— Start —

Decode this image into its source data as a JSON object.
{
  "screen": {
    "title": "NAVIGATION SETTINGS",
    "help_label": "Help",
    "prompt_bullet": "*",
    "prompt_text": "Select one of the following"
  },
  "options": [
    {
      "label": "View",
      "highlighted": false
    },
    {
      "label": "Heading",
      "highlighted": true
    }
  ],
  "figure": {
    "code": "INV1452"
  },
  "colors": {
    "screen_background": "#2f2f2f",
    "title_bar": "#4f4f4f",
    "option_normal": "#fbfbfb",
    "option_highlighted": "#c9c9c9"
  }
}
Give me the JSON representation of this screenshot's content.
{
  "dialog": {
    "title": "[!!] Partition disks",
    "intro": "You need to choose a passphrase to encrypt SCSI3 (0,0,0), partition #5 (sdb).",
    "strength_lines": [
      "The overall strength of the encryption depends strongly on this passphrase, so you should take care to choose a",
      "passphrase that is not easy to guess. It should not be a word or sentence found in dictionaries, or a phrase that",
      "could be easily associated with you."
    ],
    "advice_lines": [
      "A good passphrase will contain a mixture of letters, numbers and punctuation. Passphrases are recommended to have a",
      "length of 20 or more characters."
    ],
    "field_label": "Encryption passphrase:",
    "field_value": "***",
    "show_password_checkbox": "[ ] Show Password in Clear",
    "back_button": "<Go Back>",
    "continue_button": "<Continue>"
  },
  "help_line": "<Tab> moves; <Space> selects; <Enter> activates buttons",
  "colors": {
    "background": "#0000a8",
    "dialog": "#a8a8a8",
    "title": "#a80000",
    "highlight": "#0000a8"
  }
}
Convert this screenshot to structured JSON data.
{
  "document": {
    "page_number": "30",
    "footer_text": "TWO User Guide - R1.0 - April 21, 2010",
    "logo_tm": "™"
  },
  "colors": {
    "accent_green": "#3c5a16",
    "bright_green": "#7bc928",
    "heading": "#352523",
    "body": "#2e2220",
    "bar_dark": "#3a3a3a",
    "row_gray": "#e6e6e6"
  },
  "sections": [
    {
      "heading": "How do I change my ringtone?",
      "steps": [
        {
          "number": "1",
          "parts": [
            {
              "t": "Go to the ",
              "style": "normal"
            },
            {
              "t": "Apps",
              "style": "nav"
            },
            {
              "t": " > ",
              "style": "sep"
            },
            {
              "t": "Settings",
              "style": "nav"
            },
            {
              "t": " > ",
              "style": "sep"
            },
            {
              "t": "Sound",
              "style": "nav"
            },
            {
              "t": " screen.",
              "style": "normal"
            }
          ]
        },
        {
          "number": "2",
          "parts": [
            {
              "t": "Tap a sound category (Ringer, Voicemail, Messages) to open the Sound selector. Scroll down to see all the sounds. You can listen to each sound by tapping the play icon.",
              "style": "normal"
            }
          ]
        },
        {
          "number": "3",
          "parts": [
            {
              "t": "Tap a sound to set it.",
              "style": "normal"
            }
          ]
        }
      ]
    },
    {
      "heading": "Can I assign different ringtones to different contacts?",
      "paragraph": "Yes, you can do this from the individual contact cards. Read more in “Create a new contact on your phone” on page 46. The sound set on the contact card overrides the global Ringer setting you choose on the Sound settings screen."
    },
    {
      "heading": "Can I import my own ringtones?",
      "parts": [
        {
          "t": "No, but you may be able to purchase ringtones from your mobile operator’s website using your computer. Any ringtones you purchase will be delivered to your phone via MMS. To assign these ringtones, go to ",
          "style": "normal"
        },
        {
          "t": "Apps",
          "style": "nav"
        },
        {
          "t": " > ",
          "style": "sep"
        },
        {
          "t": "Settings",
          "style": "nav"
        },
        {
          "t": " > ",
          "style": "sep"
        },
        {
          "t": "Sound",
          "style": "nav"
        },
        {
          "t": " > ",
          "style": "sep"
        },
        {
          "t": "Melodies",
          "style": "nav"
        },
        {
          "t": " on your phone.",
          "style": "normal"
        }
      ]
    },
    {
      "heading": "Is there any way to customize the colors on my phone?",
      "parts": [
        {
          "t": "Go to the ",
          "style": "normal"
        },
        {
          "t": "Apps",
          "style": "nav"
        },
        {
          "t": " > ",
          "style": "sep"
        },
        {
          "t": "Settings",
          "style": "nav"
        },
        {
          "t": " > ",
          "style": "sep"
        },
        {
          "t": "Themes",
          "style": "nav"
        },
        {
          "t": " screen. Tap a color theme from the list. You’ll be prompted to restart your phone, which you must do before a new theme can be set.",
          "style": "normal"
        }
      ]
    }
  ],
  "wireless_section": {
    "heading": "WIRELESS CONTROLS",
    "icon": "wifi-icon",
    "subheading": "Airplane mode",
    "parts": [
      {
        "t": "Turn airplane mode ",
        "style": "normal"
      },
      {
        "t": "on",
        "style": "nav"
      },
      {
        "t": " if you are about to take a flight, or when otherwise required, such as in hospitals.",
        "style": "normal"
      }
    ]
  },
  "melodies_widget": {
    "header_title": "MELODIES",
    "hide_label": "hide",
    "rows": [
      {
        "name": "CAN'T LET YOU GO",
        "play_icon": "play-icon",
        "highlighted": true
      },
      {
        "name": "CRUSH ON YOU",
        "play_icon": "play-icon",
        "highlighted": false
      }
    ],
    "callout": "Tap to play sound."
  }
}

— End —

▶ **Task to complete**
Set every line of the listing down word for word.

▶ **Response to the task**
Decode this image into its source data as a JSON object.
{
  "screen": {
    "title": "NAVIGATION SETTINGS",
    "help_label": "Help",
    "prompt_bullet": "*",
    "prompt_text": "Select one of the following"
  },
  "options": [
    {
      "label": "View",
      "highlighted": false
    },
    {
      "label": "Heading",
      "highlighted": true
    }
  ],
  "figure": {
    "code": "INV1452"
  },
  "colors": {
    "screen_background": "#2f2f2f",
    "title_bar": "#4f4f4f",
    "option_normal": "#fbfbfb",
    "option_highlighted": "#c9c9c9"
  }
}
Give me the JSON representation of this screenshot's content.
{
  "dialog": {
    "title": "[!!] Partition disks",
    "intro": "You need to choose a passphrase to encrypt SCSI3 (0,0,0), partition #5 (sdb).",
    "strength_lines": [
      "The overall strength of the encryption depends strongly on this passphrase, so you should take care to choose a",
      "passphrase that is not easy to guess. It should not be a word or sentence found in dictionaries, or a phrase that",
      "could be easily associated with you."
    ],
    "advice_lines": [
      "A good passphrase will contain a mixture of letters, numbers and punctuation. Passphrases are recommended to have a",
      "length of 20 or more characters."
    ],
    "field_label": "Encryption passphrase:",
    "field_value": "***",
    "show_password_checkbox": "[ ] Show Password in Clear",
    "back_button": "<Go Back>",
    "continue_button": "<Continue>"
  },
  "help_line": "<Tab> moves; <Space> selects; <Enter> activates buttons",
  "colors": {
    "background": "#0000a8",
    "dialog": "#a8a8a8",
    "title": "#a80000",
    "highlight": "#0000a8"
  }
}
Convert this screenshot to structured JSON data.
{
  "document": {
    "page_number": "30",
    "footer_text": "TWO User Guide - R1.0 - April 21, 2010",
    "logo_tm": "™"
  },
  "colors": {
    "accent_green": "#3c5a16",
    "bright_green": "#7bc928",
    "heading": "#352523",
    "body": "#2e2220",
    "bar_dark": "#3a3a3a",
    "row_gray": "#e6e6e6"
  },
  "sections": [
    {
      "heading": "How do I change my ringtone?",
      "steps": [
        {
          "number": "1",
          "parts": [
            {
              "t": "Go to the ",
              "style": "normal"
            },
            {
              "t": "Apps",
              "style": "nav"
            },
            {
              "t": " > ",
              "style": "sep"
            },
            {
              "t": "Settings",
              "style": "nav"
            },
            {
              "t": " > ",
              "style": "sep"
            },
            {
              "t": "Sound",
              "style": "nav"
            },
            {
              "t": " screen.",
              "style": "normal"
            }
          ]
        },
        {
          "number": "2",
          "parts": [
            {
              "t": "Tap a sound category (Ringer, Voicemail, Messages) to open the Sound selector. Scroll down to see all the sounds. You can listen to each sound by tapping the play icon.",
              "style": "normal"
            }
          ]
        },
        {
          "number": "3",
          "parts": [
            {
              "t": "Tap a sound to set it.",
              "style": "normal"
            }
          ]
        }
      ]
    },
    {
      "heading": "Can I assign different ringtones to different contacts?",
      "paragraph": "Yes, you can do this from the individual contact cards. Read more in “Create a new contact on your phone” on page 46. The sound set on the contact card overrides the global Ringer setting you choose on the Sound settings screen."
    },
    {
      "heading": "Can I import my own ringtones?",
      "parts": [
        {
          "t": "No, but you may be able to purchase ringtones from your mobile operator’s website using your computer. Any ringtones you purchase will be delivered to your phone via MMS. To assign these ringtones, go to ",
          "style": "normal"
        },
        {
          "t": "Apps",
          "style": "nav"
        },
        {
          "t": " > ",
          "style": "sep"
        },
        {
          "t": "Settings",
          "style": "nav"
        },
        {
          "t": " > ",
          "style": "sep"
        },
        {
          "t": "Sound",
          "style": "nav"
        },
        {
          "t": " > ",
          "style": "sep"
        },
        {
          "t": "Melodies",
          "style": "nav"
        },
        {
          "t": " on your phone.",
          "style": "normal"
        }
      ]
    },
    {
      "heading": "Is there any way to customize the colors on my phone?",
      "parts": [
        {
          "t": "Go to the ",
          "style": "normal"
        },
        {
          "t": "Apps",
          "style": "nav"
        },
        {
          "t": " > ",
          "style": "sep"
        },
        {
          "t": "Settings",
          "style": "nav"
        },
        {
          "t": " > ",
          "style": "sep"
        },
        {
          "t": "Themes",
          "style": "nav"
        },
        {
          "t": " screen. Tap a color theme from the list. You’ll be prompted to restart your phone, which you must do before a new theme can be set.",
          "style": "normal"
        }
      ]
    }
  ],
  "wireless_section": {
    "heading": "WIRELESS CONTROLS",
    "icon": "wifi-icon",
    "subheading": "Airplane mode",
    "parts": [
      {
        "t": "Turn airplane mode ",
        "style": "normal"
      },
      {
        "t": "on",
        "style": "nav"
      },
      {
        "t": " if you are about to take a flight, or when otherwise required, such as in hospitals.",
        "style": "normal"
      }
    ]
  },
  "melodies_widget": {
    "header_title": "MELODIES",
    "hide_label": "hide",
    "rows": [
      {
        "name": "CAN'T LET YOU GO",
        "play_icon": "play-icon",
        "highlighted": true
      },
      {
        "name": "CRUSH ON YOU",
        "play_icon": "play-icon",
        "highlighted": false
      }
    ],
    "callout": "Tap to play sound."
  }
}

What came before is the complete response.